Exercise instructions: Skip the images and return the records below exactly.

"""

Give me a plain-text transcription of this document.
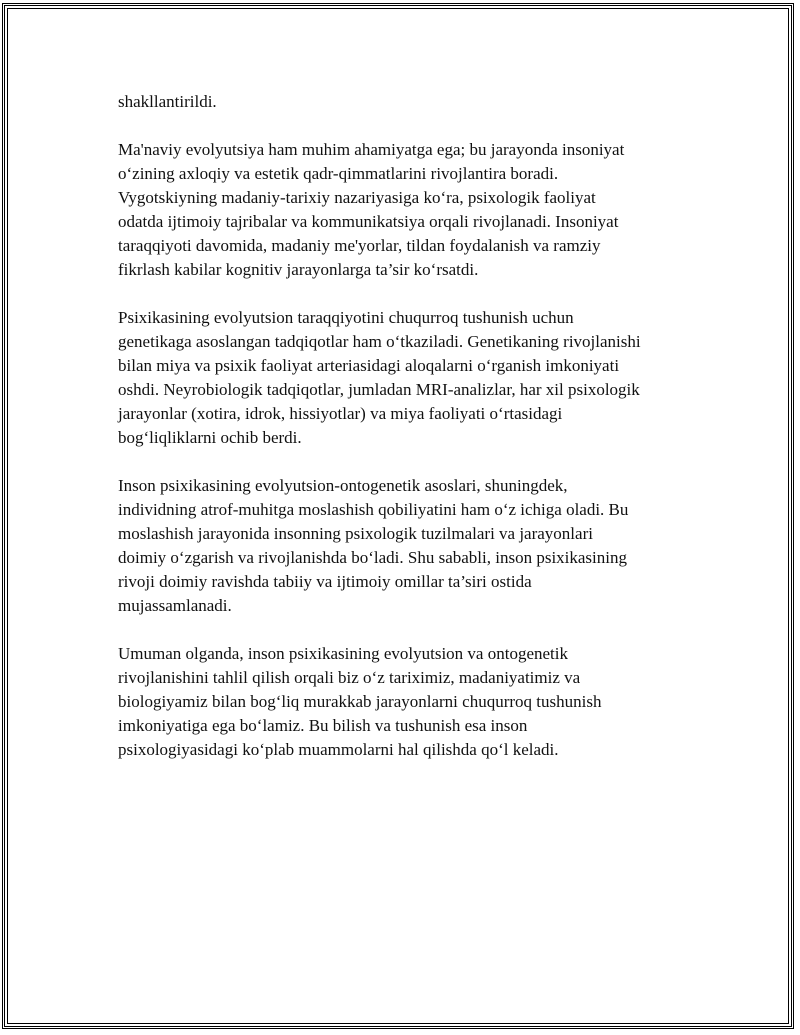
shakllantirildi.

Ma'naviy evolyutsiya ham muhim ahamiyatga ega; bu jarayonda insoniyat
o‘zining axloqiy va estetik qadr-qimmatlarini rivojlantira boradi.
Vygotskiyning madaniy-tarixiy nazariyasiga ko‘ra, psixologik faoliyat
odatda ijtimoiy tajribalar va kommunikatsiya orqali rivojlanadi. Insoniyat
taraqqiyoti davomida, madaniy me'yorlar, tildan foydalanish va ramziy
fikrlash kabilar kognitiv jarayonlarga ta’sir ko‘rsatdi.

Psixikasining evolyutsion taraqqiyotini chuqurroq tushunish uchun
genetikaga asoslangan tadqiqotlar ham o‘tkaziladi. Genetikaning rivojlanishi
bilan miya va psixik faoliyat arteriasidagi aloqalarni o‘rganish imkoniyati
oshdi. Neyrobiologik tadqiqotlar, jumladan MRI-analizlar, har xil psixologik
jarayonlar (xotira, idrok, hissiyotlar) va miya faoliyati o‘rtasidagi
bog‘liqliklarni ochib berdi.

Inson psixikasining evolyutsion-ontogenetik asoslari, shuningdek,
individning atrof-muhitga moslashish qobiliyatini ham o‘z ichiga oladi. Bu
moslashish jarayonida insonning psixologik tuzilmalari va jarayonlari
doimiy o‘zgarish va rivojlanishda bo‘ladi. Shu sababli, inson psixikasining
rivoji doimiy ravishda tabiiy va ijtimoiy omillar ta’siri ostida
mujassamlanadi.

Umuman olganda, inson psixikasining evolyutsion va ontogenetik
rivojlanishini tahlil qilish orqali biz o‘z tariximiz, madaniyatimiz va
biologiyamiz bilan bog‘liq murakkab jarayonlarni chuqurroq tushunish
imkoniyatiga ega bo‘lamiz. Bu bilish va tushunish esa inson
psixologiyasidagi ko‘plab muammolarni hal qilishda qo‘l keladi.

"""

Solution for this task:
Give me a plain-text transcription of this document.
shakllantirildi.

Ma'naviy evolyutsiya ham muhim ahamiyatga ega; bu jarayonda insoniyat
o‘zining axloqiy va estetik qadr-qimmatlarini rivojlantira boradi.
Vygotskiyning madaniy-tarixiy nazariyasiga ko‘ra, psixologik faoliyat
odatda ijtimoiy tajribalar va kommunikatsiya orqali rivojlanadi. Insoniyat
taraqqiyoti davomida, madaniy me'yorlar, tildan foydalanish va ramziy
fikrlash kabilar kognitiv jarayonlarga ta’sir ko‘rsatdi.

Psixikasining evolyutsion taraqqiyotini chuqurroq tushunish uchun
genetikaga asoslangan tadqiqotlar ham o‘tkaziladi. Genetikaning rivojlanishi
bilan miya va psixik faoliyat arteriasidagi aloqalarni o‘rganish imkoniyati
oshdi. Neyrobiologik tadqiqotlar, jumladan MRI-analizlar, har xil psixologik
jarayonlar (xotira, idrok, hissiyotlar) va miya faoliyati o‘rtasidagi
bog‘liqliklarni ochib berdi.

Inson psixikasining evolyutsion-ontogenetik asoslari, shuningdek,
individning atrof-muhitga moslashish qobiliyatini ham o‘z ichiga oladi. Bu
moslashish jarayonida insonning psixologik tuzilmalari va jarayonlari
doimiy o‘zgarish va rivojlanishda bo‘ladi. Shu sababli, inson psixikasining
rivoji doimiy ravishda tabiiy va ijtimoiy omillar ta’siri ostida
mujassamlanadi.

Umuman olganda, inson psixikasining evolyutsion va ontogenetik
rivojlanishini tahlil qilish orqali biz o‘z tariximiz, madaniyatimiz va
biologiyamiz bilan bog‘liq murakkab jarayonlarni chuqurroq tushunish
imkoniyatiga ega bo‘lamiz. Bu bilish va tushunish esa inson
psixologiyasidagi ko‘plab muammolarni hal qilishda qo‘l keladi.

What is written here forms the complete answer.